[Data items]
————

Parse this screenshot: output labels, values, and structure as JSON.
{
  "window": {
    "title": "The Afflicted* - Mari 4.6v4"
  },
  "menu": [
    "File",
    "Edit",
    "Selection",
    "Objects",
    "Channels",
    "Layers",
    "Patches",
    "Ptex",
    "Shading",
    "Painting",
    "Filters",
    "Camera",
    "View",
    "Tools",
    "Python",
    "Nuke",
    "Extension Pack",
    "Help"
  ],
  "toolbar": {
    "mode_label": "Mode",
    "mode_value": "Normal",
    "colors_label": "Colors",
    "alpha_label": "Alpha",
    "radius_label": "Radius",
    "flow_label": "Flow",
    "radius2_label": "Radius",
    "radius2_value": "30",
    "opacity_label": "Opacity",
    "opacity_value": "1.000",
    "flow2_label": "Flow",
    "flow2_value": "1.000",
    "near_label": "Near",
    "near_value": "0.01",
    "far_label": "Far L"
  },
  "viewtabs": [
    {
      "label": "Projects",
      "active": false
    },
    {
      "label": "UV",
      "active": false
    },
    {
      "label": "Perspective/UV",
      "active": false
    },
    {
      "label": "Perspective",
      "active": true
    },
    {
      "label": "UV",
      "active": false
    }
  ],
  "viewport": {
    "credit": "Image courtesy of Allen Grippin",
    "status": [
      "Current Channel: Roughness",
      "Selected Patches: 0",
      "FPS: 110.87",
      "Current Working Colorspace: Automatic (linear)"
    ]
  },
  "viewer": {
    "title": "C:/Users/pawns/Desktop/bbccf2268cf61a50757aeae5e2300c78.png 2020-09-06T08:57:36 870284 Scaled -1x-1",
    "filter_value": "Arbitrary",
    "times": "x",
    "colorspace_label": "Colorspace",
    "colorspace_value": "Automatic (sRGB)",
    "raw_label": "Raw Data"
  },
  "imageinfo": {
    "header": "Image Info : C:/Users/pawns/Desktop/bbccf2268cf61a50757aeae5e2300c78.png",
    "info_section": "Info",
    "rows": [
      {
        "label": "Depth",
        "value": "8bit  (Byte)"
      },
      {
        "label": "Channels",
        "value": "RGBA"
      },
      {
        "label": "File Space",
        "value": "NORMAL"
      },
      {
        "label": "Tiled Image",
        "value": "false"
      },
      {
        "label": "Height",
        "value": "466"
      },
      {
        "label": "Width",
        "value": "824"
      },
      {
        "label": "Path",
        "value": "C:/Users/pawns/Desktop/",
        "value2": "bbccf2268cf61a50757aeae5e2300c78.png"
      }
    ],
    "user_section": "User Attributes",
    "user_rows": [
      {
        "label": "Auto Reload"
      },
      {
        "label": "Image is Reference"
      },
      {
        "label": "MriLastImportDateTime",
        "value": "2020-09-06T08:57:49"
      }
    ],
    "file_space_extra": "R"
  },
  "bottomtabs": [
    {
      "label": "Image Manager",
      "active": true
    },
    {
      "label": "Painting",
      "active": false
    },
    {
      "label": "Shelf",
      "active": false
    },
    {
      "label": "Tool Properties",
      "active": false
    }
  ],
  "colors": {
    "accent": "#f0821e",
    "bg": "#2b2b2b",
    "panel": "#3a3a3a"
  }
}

————

• [SET TASK]
Transcribe the data. Leave every line exactly as it is.

• [FULL OUTPUT]
Parse this screenshot: output labels, values, and structure as JSON.
{
  "window": {
    "title": "The Afflicted* - Mari 4.6v4"
  },
  "menu": [
    "File",
    "Edit",
    "Selection",
    "Objects",
    "Channels",
    "Layers",
    "Patches",
    "Ptex",
    "Shading",
    "Painting",
    "Filters",
    "Camera",
    "View",
    "Tools",
    "Python",
    "Nuke",
    "Extension Pack",
    "Help"
  ],
  "toolbar": {
    "mode_label": "Mode",
    "mode_value": "Normal",
    "colors_label": "Colors",
    "alpha_label": "Alpha",
    "radius_label": "Radius",
    "flow_label": "Flow",
    "radius2_label": "Radius",
    "radius2_value": "30",
    "opacity_label": "Opacity",
    "opacity_value": "1.000",
    "flow2_label": "Flow",
    "flow2_value": "1.000",
    "near_label": "Near",
    "near_value": "0.01",
    "far_label": "Far L"
  },
  "viewtabs": [
    {
      "label": "Projects",
      "active": false
    },
    {
      "label": "UV",
      "active": false
    },
    {
      "label": "Perspective/UV",
      "active": false
    },
    {
      "label": "Perspective",
      "active": true
    },
    {
      "label": "UV",
      "active": false
    }
  ],
  "viewport": {
    "credit": "Image courtesy of Allen Grippin",
    "status": [
      "Current Channel: Roughness",
      "Selected Patches: 0",
      "FPS: 110.87",
      "Current Working Colorspace: Automatic (linear)"
    ]
  },
  "viewer": {
    "title": "C:/Users/pawns/Desktop/bbccf2268cf61a50757aeae5e2300c78.png 2020-09-06T08:57:36 870284 Scaled -1x-1",
    "filter_value": "Arbitrary",
    "times": "x",
    "colorspace_label": "Colorspace",
    "colorspace_value": "Automatic (sRGB)",
    "raw_label": "Raw Data"
  },
  "imageinfo": {
    "header": "Image Info : C:/Users/pawns/Desktop/bbccf2268cf61a50757aeae5e2300c78.png",
    "info_section": "Info",
    "rows": [
      {
        "label": "Depth",
        "value": "8bit  (Byte)"
      },
      {
        "label": "Channels",
        "value": "RGBA"
      },
      {
        "label": "File Space",
        "value": "NORMAL"
      },
      {
        "label": "Tiled Image",
        "value": "false"
      },
      {
        "label": "Height",
        "value": "466"
      },
      {
        "label": "Width",
        "value": "824"
      },
      {
        "label": "Path",
        "value": "C:/Users/pawns/Desktop/",
        "value2": "bbccf2268cf61a50757aeae5e2300c78.png"
      }
    ],
    "user_section": "User Attributes",
    "user_rows": [
      {
        "label": "Auto Reload"
      },
      {
        "label": "Image is Reference"
      },
      {
        "label": "MriLastImportDateTime",
        "value": "2020-09-06T08:57:49"
      }
    ],
    "file_space_extra": "R"
  },
  "bottomtabs": [
    {
      "label": "Image Manager",
      "active": true
    },
    {
      "label": "Painting",
      "active": false
    },
    {
      "label": "Shelf",
      "active": false
    },
    {
      "label": "Tool Properties",
      "active": false
    }
  ],
  "colors": {
    "accent": "#f0821e",
    "bg": "#2b2b2b",
    "panel": "#3a3a3a"
  }
}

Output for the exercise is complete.